SET EXERCISE »
How many lines hold the string "JSON"? Give only the number.

TASK INPUT »
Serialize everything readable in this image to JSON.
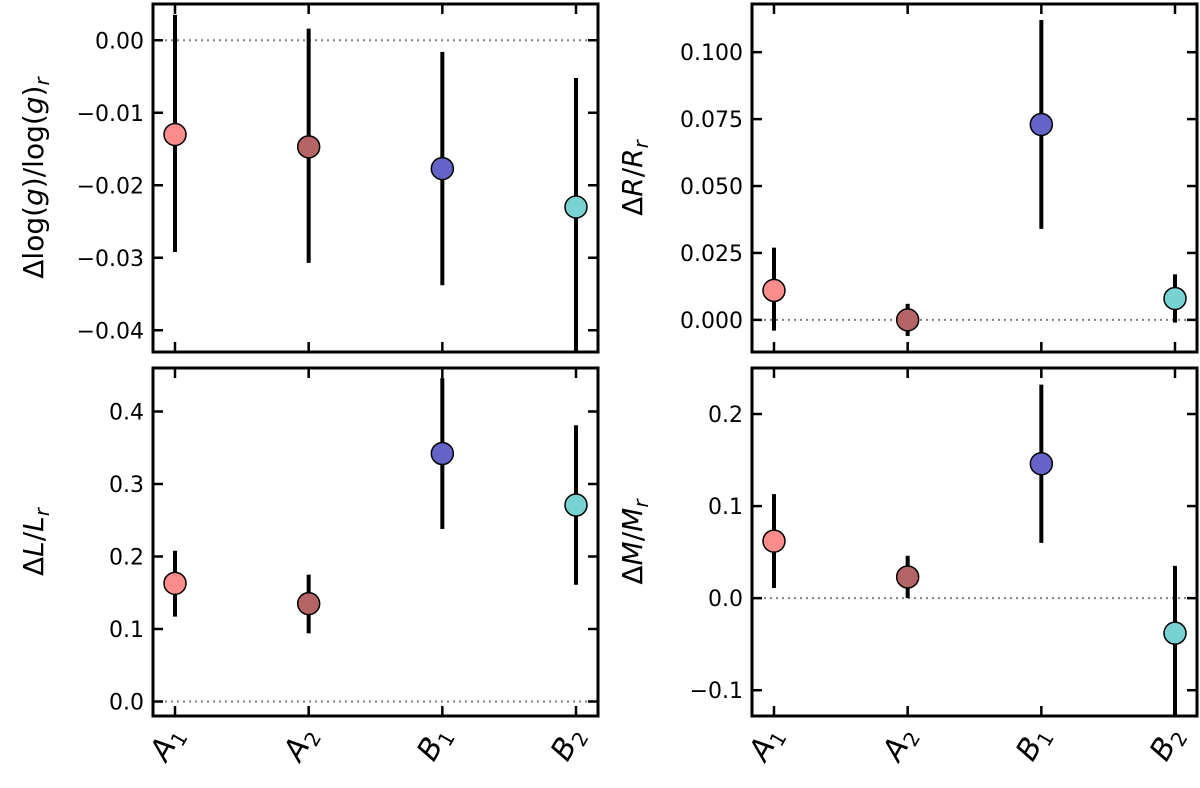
{
  "chart_data": {
    "type": "scatter",
    "categories": [
      {
        "main": "A",
        "sub": "1"
      },
      {
        "main": "A",
        "sub": "2"
      },
      {
        "main": "B",
        "sub": "1"
      },
      {
        "main": "B",
        "sub": "2"
      }
    ],
    "colors": [
      "#fa8c8c",
      "#b46464",
      "#6464c8",
      "#78d2d2"
    ],
    "reference_line": 0,
    "panels": [
      {
        "id": "logg",
        "ylabel": {
          "prefix": "Δlog(",
          "var": "g",
          "mid": ")/log(",
          "var2": "g",
          "end": ")",
          "sub": "r"
        },
        "yrange": [
          -0.043,
          0.005
        ],
        "ticks": [
          0.0,
          -0.01,
          -0.02,
          -0.03,
          -0.04
        ],
        "tick_labels": [
          "0.00",
          "−0.01",
          "−0.02",
          "−0.03",
          "−0.04"
        ],
        "values": [
          -0.013,
          -0.0147,
          -0.0177,
          -0.023
        ],
        "err_low": [
          -0.0292,
          -0.0307,
          -0.0338,
          -0.043
        ],
        "err_high": [
          0.0035,
          0.0016,
          -0.0016,
          -0.0052
        ]
      },
      {
        "id": "radius",
        "ylabel": {
          "prefix": "Δ",
          "var": "R",
          "mid": "/",
          "var2": "R",
          "end": "",
          "sub": "r"
        },
        "yrange": [
          -0.012,
          0.118
        ],
        "ticks": [
          0.0,
          0.025,
          0.05,
          0.075,
          0.1
        ],
        "tick_labels": [
          "0.000",
          "0.025",
          "0.050",
          "0.075",
          "0.100"
        ],
        "values": [
          0.011,
          0.0,
          0.073,
          0.008
        ],
        "err_low": [
          -0.004,
          -0.006,
          0.034,
          -0.001
        ],
        "err_high": [
          0.027,
          0.006,
          0.112,
          0.017
        ]
      },
      {
        "id": "luminosity",
        "ylabel": {
          "prefix": "Δ",
          "var": "L",
          "mid": "/",
          "var2": "L",
          "end": "",
          "sub": "r"
        },
        "yrange": [
          -0.02,
          0.46
        ],
        "ticks": [
          0.0,
          0.1,
          0.2,
          0.3,
          0.4
        ],
        "tick_labels": [
          "0.0",
          "0.1",
          "0.2",
          "0.3",
          "0.4"
        ],
        "values": [
          0.163,
          0.135,
          0.342,
          0.271
        ],
        "err_low": [
          0.117,
          0.094,
          0.238,
          0.161
        ],
        "err_high": [
          0.208,
          0.175,
          0.446,
          0.381
        ]
      },
      {
        "id": "mass",
        "ylabel": {
          "prefix": "Δ",
          "var": "M",
          "mid": "/",
          "var2": "M",
          "end": "",
          "sub": "r"
        },
        "yrange": [
          -0.128,
          0.25
        ],
        "ticks": [
          -0.1,
          0.0,
          0.1,
          0.2
        ],
        "tick_labels": [
          "−0.1",
          "0.0",
          "0.1",
          "0.2"
        ],
        "values": [
          0.062,
          0.023,
          0.146,
          -0.038
        ],
        "err_low": [
          0.011,
          0.0,
          0.06,
          -0.128
        ],
        "err_high": [
          0.113,
          0.046,
          0.232,
          0.035
        ]
      }
    ]
  }
}
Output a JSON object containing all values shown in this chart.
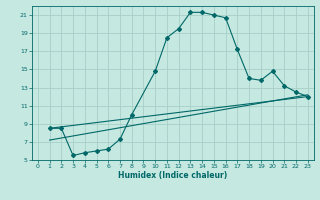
{
  "title": "",
  "xlabel": "Humidex (Indice chaleur)",
  "ylabel": "",
  "bg_color": "#c5e8e0",
  "grid_color": "#a8cfc8",
  "line_color": "#006868",
  "xlim": [
    -0.5,
    23.5
  ],
  "ylim": [
    5,
    22
  ],
  "xticks": [
    0,
    1,
    2,
    3,
    4,
    5,
    6,
    7,
    8,
    9,
    10,
    11,
    12,
    13,
    14,
    15,
    16,
    17,
    18,
    19,
    20,
    21,
    22,
    23
  ],
  "yticks": [
    5,
    7,
    9,
    11,
    13,
    15,
    17,
    19,
    21
  ],
  "curve1_x": [
    1,
    2,
    3,
    4,
    5,
    6,
    7,
    8,
    10,
    11,
    12,
    13,
    14,
    15,
    16,
    17,
    18,
    19,
    20,
    21,
    22,
    23
  ],
  "curve1_y": [
    8.5,
    8.5,
    5.5,
    5.8,
    6.0,
    6.2,
    7.3,
    10.0,
    14.8,
    18.5,
    19.5,
    21.3,
    21.3,
    21.0,
    20.7,
    17.2,
    14.0,
    13.8,
    14.8,
    13.2,
    12.5,
    12.0
  ],
  "curve2_x": [
    1,
    23
  ],
  "curve2_y": [
    7.2,
    12.2
  ],
  "curve3_x": [
    1,
    23
  ],
  "curve3_y": [
    8.5,
    12.0
  ]
}
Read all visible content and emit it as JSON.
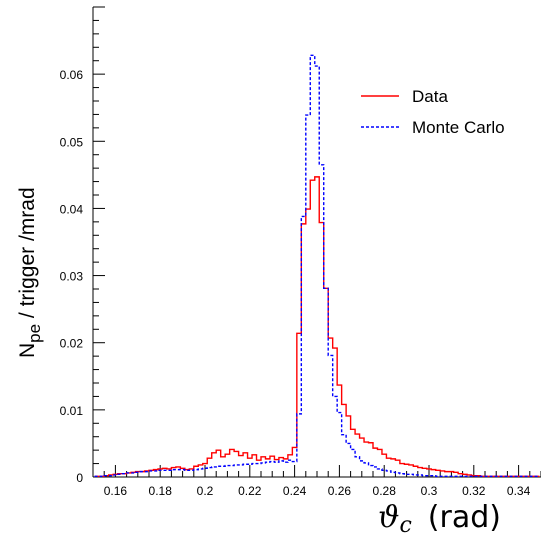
{
  "chart_data": {
    "type": "line",
    "step": true,
    "xlim": [
      0.15,
      0.35
    ],
    "ylim": [
      0,
      0.07
    ],
    "x_ticks": [
      "0.16",
      "0.18",
      "0.2",
      "0.22",
      "0.24",
      "0.26",
      "0.28",
      "0.3",
      "0.32",
      "0.34"
    ],
    "x_tick_values": [
      0.16,
      0.18,
      0.2,
      0.22,
      0.24,
      0.26,
      0.28,
      0.3,
      0.32,
      0.34
    ],
    "y_ticks": [
      "0",
      "0.01",
      "0.02",
      "0.03",
      "0.04",
      "0.05",
      "0.06"
    ],
    "y_tick_values": [
      0,
      0.01,
      0.02,
      0.03,
      0.04,
      0.05,
      0.06
    ],
    "ylabel_main": "N",
    "ylabel_sub": "pe",
    "ylabel_rest": " / trigger /mrad",
    "xlabel_symbol": "ϑ",
    "xlabel_sub": "c",
    "xlabel_unit": "(rad)",
    "legend_position": "top-right",
    "series": [
      {
        "name": "Data",
        "color": "#ff0000",
        "dash": "solid",
        "x": [
          0.152,
          0.154,
          0.156,
          0.158,
          0.16,
          0.162,
          0.164,
          0.166,
          0.168,
          0.17,
          0.172,
          0.174,
          0.176,
          0.178,
          0.18,
          0.182,
          0.184,
          0.186,
          0.188,
          0.19,
          0.192,
          0.194,
          0.196,
          0.198,
          0.2,
          0.202,
          0.204,
          0.206,
          0.208,
          0.21,
          0.212,
          0.214,
          0.216,
          0.218,
          0.22,
          0.222,
          0.224,
          0.226,
          0.228,
          0.23,
          0.232,
          0.234,
          0.236,
          0.238,
          0.24,
          0.242,
          0.244,
          0.246,
          0.248,
          0.25,
          0.252,
          0.254,
          0.256,
          0.258,
          0.26,
          0.262,
          0.264,
          0.266,
          0.268,
          0.27,
          0.272,
          0.274,
          0.276,
          0.278,
          0.28,
          0.282,
          0.284,
          0.286,
          0.288,
          0.29,
          0.292,
          0.294,
          0.296,
          0.298,
          0.3,
          0.302,
          0.304,
          0.306,
          0.308,
          0.31,
          0.312,
          0.314,
          0.316,
          0.318,
          0.32,
          0.322,
          0.324,
          0.326,
          0.328,
          0.33,
          0.332,
          0.334,
          0.336,
          0.338,
          0.34,
          0.342,
          0.344,
          0.346,
          0.348
        ],
        "y": [
          0.0001,
          0.0001,
          0.0002,
          0.0003,
          0.0004,
          0.0005,
          0.0005,
          0.0006,
          0.0007,
          0.0008,
          0.0008,
          0.0009,
          0.001,
          0.0011,
          0.0012,
          0.0013,
          0.0012,
          0.0014,
          0.0015,
          0.0013,
          0.0011,
          0.0012,
          0.0016,
          0.0018,
          0.002,
          0.0028,
          0.0036,
          0.004,
          0.003,
          0.0034,
          0.0041,
          0.0038,
          0.0032,
          0.0036,
          0.0028,
          0.0033,
          0.0025,
          0.003,
          0.0027,
          0.0031,
          0.0026,
          0.0029,
          0.0027,
          0.0033,
          0.0044,
          0.0214,
          0.0377,
          0.0399,
          0.0442,
          0.0447,
          0.0379,
          0.0281,
          0.0207,
          0.0192,
          0.0137,
          0.0108,
          0.0091,
          0.0071,
          0.0064,
          0.0058,
          0.0052,
          0.0051,
          0.0043,
          0.0041,
          0.0034,
          0.0028,
          0.0027,
          0.0025,
          0.002,
          0.0019,
          0.0018,
          0.0016,
          0.0014,
          0.0013,
          0.0012,
          0.0011,
          0.001,
          0.0009,
          0.0008,
          0.0008,
          0.0007,
          0.0005,
          0.0004,
          0.0003,
          0.0002,
          0.0002,
          0.0001,
          0.0001,
          0.0001,
          0.0001,
          0.0001,
          0.0001,
          0.0001,
          0.0001,
          0.0001,
          0.0001,
          0.0001,
          0.0001,
          0.0001
        ]
      },
      {
        "name": "Monte Carlo",
        "color": "#0000ff",
        "dash": "dashed",
        "x": [
          0.152,
          0.154,
          0.156,
          0.158,
          0.16,
          0.162,
          0.164,
          0.166,
          0.168,
          0.17,
          0.172,
          0.174,
          0.176,
          0.178,
          0.18,
          0.182,
          0.184,
          0.186,
          0.188,
          0.19,
          0.192,
          0.194,
          0.196,
          0.198,
          0.2,
          0.202,
          0.204,
          0.206,
          0.208,
          0.21,
          0.212,
          0.214,
          0.216,
          0.218,
          0.22,
          0.222,
          0.224,
          0.226,
          0.228,
          0.23,
          0.232,
          0.234,
          0.236,
          0.238,
          0.24,
          0.242,
          0.244,
          0.246,
          0.248,
          0.25,
          0.252,
          0.254,
          0.256,
          0.258,
          0.26,
          0.262,
          0.264,
          0.266,
          0.268,
          0.27,
          0.272,
          0.274,
          0.276,
          0.278,
          0.28,
          0.282,
          0.284,
          0.286,
          0.288,
          0.29,
          0.292,
          0.294,
          0.296,
          0.298,
          0.3,
          0.302,
          0.304,
          0.306,
          0.308,
          0.31,
          0.312,
          0.314,
          0.316,
          0.318,
          0.32,
          0.322,
          0.324,
          0.326,
          0.328,
          0.33,
          0.332,
          0.334,
          0.336,
          0.338,
          0.34,
          0.342,
          0.344,
          0.346,
          0.348
        ],
        "y": [
          0.0001,
          0.0001,
          0.0002,
          0.0002,
          0.0003,
          0.0004,
          0.0005,
          0.0006,
          0.0006,
          0.0007,
          0.0008,
          0.0008,
          0.0009,
          0.0009,
          0.001,
          0.001,
          0.001,
          0.0011,
          0.0011,
          0.0011,
          0.001,
          0.001,
          0.0011,
          0.0012,
          0.0013,
          0.0014,
          0.0015,
          0.0016,
          0.0016,
          0.0017,
          0.0017,
          0.0018,
          0.0018,
          0.0019,
          0.0019,
          0.002,
          0.002,
          0.0021,
          0.0022,
          0.0023,
          0.0022,
          0.0024,
          0.0022,
          0.0025,
          0.0023,
          0.0094,
          0.0388,
          0.0539,
          0.0628,
          0.0612,
          0.0465,
          0.0281,
          0.0181,
          0.012,
          0.0096,
          0.0063,
          0.005,
          0.0041,
          0.003,
          0.0024,
          0.0021,
          0.0017,
          0.0015,
          0.0012,
          0.001,
          0.0009,
          0.0007,
          0.0006,
          0.0005,
          0.0004,
          0.0004,
          0.0003,
          0.0003,
          0.0002,
          0.0002,
          0.0002,
          0.0001,
          0.0001,
          0.0001,
          0.0001,
          0.0001,
          0.0001,
          0.0001,
          0.0001,
          0.0001,
          0.0001,
          0.0001,
          0.0001,
          0.0001,
          0.0001,
          0.0001,
          0.0001,
          0.0001,
          0.0001,
          0.0001,
          0.0001,
          0.0001,
          0.0001,
          0.0001
        ]
      }
    ]
  }
}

ANSWER FOR THE TASK »
3